Prompt:
Could you write out the records below exactly as they appear?

── Exercise input ──

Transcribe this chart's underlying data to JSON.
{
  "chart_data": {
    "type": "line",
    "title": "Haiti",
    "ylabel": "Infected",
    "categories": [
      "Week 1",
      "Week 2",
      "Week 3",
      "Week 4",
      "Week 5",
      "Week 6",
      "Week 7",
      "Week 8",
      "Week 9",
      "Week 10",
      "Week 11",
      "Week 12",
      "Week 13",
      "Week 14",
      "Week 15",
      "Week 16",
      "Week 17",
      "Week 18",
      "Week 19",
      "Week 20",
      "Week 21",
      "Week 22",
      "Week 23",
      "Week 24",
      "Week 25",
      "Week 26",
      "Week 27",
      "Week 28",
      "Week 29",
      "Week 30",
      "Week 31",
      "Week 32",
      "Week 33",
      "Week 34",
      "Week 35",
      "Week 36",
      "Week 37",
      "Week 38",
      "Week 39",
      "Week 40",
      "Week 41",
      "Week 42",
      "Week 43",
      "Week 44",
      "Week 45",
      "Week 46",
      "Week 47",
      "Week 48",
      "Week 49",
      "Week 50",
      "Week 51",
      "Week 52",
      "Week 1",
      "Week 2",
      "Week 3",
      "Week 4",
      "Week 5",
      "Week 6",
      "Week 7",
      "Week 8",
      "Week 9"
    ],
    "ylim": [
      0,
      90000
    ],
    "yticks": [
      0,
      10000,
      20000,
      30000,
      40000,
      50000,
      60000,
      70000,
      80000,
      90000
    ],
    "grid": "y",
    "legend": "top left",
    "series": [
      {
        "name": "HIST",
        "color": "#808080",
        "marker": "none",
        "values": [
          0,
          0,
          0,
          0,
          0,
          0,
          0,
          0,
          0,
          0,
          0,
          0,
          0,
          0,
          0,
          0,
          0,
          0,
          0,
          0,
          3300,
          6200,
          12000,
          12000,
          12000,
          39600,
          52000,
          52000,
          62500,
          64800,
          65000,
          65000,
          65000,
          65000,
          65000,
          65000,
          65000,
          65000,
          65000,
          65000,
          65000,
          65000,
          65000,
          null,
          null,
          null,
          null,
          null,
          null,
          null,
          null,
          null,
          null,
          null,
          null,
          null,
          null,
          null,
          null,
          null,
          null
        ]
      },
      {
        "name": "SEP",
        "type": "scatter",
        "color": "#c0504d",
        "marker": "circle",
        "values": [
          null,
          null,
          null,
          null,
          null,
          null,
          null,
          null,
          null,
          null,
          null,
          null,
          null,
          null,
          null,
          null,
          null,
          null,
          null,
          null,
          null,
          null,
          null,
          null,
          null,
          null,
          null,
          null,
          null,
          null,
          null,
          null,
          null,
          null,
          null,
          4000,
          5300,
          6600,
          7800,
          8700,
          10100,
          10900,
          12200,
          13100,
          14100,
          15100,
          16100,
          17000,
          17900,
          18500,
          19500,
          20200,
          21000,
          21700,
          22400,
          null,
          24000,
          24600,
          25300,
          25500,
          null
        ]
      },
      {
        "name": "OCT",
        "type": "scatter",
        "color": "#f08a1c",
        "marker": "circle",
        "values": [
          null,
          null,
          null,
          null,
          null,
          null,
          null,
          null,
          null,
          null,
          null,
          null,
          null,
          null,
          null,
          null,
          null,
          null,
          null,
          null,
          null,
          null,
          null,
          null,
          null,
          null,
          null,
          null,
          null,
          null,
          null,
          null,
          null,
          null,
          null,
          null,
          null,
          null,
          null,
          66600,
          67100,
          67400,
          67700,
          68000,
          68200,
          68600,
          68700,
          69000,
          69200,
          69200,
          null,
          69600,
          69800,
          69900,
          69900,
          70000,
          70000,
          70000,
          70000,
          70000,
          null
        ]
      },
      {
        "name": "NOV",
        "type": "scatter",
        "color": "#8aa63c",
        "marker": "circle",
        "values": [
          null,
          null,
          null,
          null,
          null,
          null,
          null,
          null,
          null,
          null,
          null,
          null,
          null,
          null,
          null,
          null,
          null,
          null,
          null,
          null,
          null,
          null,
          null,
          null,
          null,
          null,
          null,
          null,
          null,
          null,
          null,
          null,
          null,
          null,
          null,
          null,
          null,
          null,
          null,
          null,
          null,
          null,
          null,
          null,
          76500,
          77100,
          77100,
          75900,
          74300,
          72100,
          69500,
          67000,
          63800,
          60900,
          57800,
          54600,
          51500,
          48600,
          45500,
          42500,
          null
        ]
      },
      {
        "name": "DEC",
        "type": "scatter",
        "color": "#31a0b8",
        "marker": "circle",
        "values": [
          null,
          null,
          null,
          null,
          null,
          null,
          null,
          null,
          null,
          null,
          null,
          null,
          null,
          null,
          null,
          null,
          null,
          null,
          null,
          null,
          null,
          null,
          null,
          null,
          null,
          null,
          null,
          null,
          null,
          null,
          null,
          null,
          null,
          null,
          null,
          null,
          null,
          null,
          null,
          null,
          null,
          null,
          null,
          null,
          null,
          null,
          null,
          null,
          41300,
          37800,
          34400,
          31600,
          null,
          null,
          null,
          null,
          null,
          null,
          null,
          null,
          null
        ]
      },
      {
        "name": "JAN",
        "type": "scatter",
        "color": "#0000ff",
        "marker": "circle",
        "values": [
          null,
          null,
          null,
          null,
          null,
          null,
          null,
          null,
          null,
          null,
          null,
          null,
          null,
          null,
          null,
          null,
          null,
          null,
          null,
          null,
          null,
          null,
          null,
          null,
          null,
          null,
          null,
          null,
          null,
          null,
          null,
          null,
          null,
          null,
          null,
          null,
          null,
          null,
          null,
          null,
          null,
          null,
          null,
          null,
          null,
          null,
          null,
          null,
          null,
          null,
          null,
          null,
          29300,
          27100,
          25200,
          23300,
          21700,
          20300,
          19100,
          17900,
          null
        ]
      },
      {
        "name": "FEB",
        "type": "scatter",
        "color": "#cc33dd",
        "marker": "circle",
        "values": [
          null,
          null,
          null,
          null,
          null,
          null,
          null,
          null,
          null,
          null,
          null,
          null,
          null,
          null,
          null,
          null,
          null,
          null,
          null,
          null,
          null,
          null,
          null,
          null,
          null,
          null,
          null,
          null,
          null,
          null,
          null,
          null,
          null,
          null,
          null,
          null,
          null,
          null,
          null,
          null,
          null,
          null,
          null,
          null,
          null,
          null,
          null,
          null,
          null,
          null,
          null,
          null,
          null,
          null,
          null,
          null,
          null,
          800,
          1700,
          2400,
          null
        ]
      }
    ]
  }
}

───

Exercise answer:
Transcribe this chart's underlying data to JSON.
{
  "chart_data": {
    "type": "line",
    "title": "Haiti",
    "ylabel": "Infected",
    "categories": [
      "Week 1",
      "Week 2",
      "Week 3",
      "Week 4",
      "Week 5",
      "Week 6",
      "Week 7",
      "Week 8",
      "Week 9",
      "Week 10",
      "Week 11",
      "Week 12",
      "Week 13",
      "Week 14",
      "Week 15",
      "Week 16",
      "Week 17",
      "Week 18",
      "Week 19",
      "Week 20",
      "Week 21",
      "Week 22",
      "Week 23",
      "Week 24",
      "Week 25",
      "Week 26",
      "Week 27",
      "Week 28",
      "Week 29",
      "Week 30",
      "Week 31",
      "Week 32",
      "Week 33",
      "Week 34",
      "Week 35",
      "Week 36",
      "Week 37",
      "Week 38",
      "Week 39",
      "Week 40",
      "Week 41",
      "Week 42",
      "Week 43",
      "Week 44",
      "Week 45",
      "Week 46",
      "Week 47",
      "Week 48",
      "Week 49",
      "Week 50",
      "Week 51",
      "Week 52",
      "Week 1",
      "Week 2",
      "Week 3",
      "Week 4",
      "Week 5",
      "Week 6",
      "Week 7",
      "Week 8",
      "Week 9"
    ],
    "ylim": [
      0,
      90000
    ],
    "yticks": [
      0,
      10000,
      20000,
      30000,
      40000,
      50000,
      60000,
      70000,
      80000,
      90000
    ],
    "grid": "y",
    "legend": "top left",
    "series": [
      {
        "name": "HIST",
        "color": "#808080",
        "marker": "none",
        "values": [
          0,
          0,
          0,
          0,
          0,
          0,
          0,
          0,
          0,
          0,
          0,
          0,
          0,
          0,
          0,
          0,
          0,
          0,
          0,
          0,
          3300,
          6200,
          12000,
          12000,
          12000,
          39600,
          52000,
          52000,
          62500,
          64800,
          65000,
          65000,
          65000,
          65000,
          65000,
          65000,
          65000,
          65000,
          65000,
          65000,
          65000,
          65000,
          65000,
          null,
          null,
          null,
          null,
          null,
          null,
          null,
          null,
          null,
          null,
          null,
          null,
          null,
          null,
          null,
          null,
          null,
          null
        ]
      },
      {
        "name": "SEP",
        "type": "scatter",
        "color": "#c0504d",
        "marker": "circle",
        "values": [
          null,
          null,
          null,
          null,
          null,
          null,
          null,
          null,
          null,
          null,
          null,
          null,
          null,
          null,
          null,
          null,
          null,
          null,
          null,
          null,
          null,
          null,
          null,
          null,
          null,
          null,
          null,
          null,
          null,
          null,
          null,
          null,
          null,
          null,
          null,
          4000,
          5300,
          6600,
          7800,
          8700,
          10100,
          10900,
          12200,
          13100,
          14100,
          15100,
          16100,
          17000,
          17900,
          18500,
          19500,
          20200,
          21000,
          21700,
          22400,
          null,
          24000,
          24600,
          25300,
          25500,
          null
        ]
      },
      {
        "name": "OCT",
        "type": "scatter",
        "color": "#f08a1c",
        "marker": "circle",
        "values": [
          null,
          null,
          null,
          null,
          null,
          null,
          null,
          null,
          null,
          null,
          null,
          null,
          null,
          null,
          null,
          null,
          null,
          null,
          null,
          null,
          null,
          null,
          null,
          null,
          null,
          null,
          null,
          null,
          null,
          null,
          null,
          null,
          null,
          null,
          null,
          null,
          null,
          null,
          null,
          66600,
          67100,
          67400,
          67700,
          68000,
          68200,
          68600,
          68700,
          69000,
          69200,
          69200,
          null,
          69600,
          69800,
          69900,
          69900,
          70000,
          70000,
          70000,
          70000,
          70000,
          null
        ]
      },
      {
        "name": "NOV",
        "type": "scatter",
        "color": "#8aa63c",
        "marker": "circle",
        "values": [
          null,
          null,
          null,
          null,
          null,
          null,
          null,
          null,
          null,
          null,
          null,
          null,
          null,
          null,
          null,
          null,
          null,
          null,
          null,
          null,
          null,
          null,
          null,
          null,
          null,
          null,
          null,
          null,
          null,
          null,
          null,
          null,
          null,
          null,
          null,
          null,
          null,
          null,
          null,
          null,
          null,
          null,
          null,
          null,
          76500,
          77100,
          77100,
          75900,
          74300,
          72100,
          69500,
          67000,
          63800,
          60900,
          57800,
          54600,
          51500,
          48600,
          45500,
          42500,
          null
        ]
      },
      {
        "name": "DEC",
        "type": "scatter",
        "color": "#31a0b8",
        "marker": "circle",
        "values": [
          null,
          null,
          null,
          null,
          null,
          null,
          null,
          null,
          null,
          null,
          null,
          null,
          null,
          null,
          null,
          null,
          null,
          null,
          null,
          null,
          null,
          null,
          null,
          null,
          null,
          null,
          null,
          null,
          null,
          null,
          null,
          null,
          null,
          null,
          null,
          null,
          null,
          null,
          null,
          null,
          null,
          null,
          null,
          null,
          null,
          null,
          null,
          null,
          41300,
          37800,
          34400,
          31600,
          null,
          null,
          null,
          null,
          null,
          null,
          null,
          null,
          null
        ]
      },
      {
        "name": "JAN",
        "type": "scatter",
        "color": "#0000ff",
        "marker": "circle",
        "values": [
          null,
          null,
          null,
          null,
          null,
          null,
          null,
          null,
          null,
          null,
          null,
          null,
          null,
          null,
          null,
          null,
          null,
          null,
          null,
          null,
          null,
          null,
          null,
          null,
          null,
          null,
          null,
          null,
          null,
          null,
          null,
          null,
          null,
          null,
          null,
          null,
          null,
          null,
          null,
          null,
          null,
          null,
          null,
          null,
          null,
          null,
          null,
          null,
          null,
          null,
          null,
          null,
          29300,
          27100,
          25200,
          23300,
          21700,
          20300,
          19100,
          17900,
          null
        ]
      },
      {
        "name": "FEB",
        "type": "scatter",
        "color": "#cc33dd",
        "marker": "circle",
        "values": [
          null,
          null,
          null,
          null,
          null,
          null,
          null,
          null,
          null,
          null,
          null,
          null,
          null,
          null,
          null,
          null,
          null,
          null,
          null,
          null,
          null,
          null,
          null,
          null,
          null,
          null,
          null,
          null,
          null,
          null,
          null,
          null,
          null,
          null,
          null,
          null,
          null,
          null,
          null,
          null,
          null,
          null,
          null,
          null,
          null,
          null,
          null,
          null,
          null,
          null,
          null,
          null,
          null,
          null,
          null,
          null,
          null,
          800,
          1700,
          2400,
          null
        ]
      }
    ]
  }
}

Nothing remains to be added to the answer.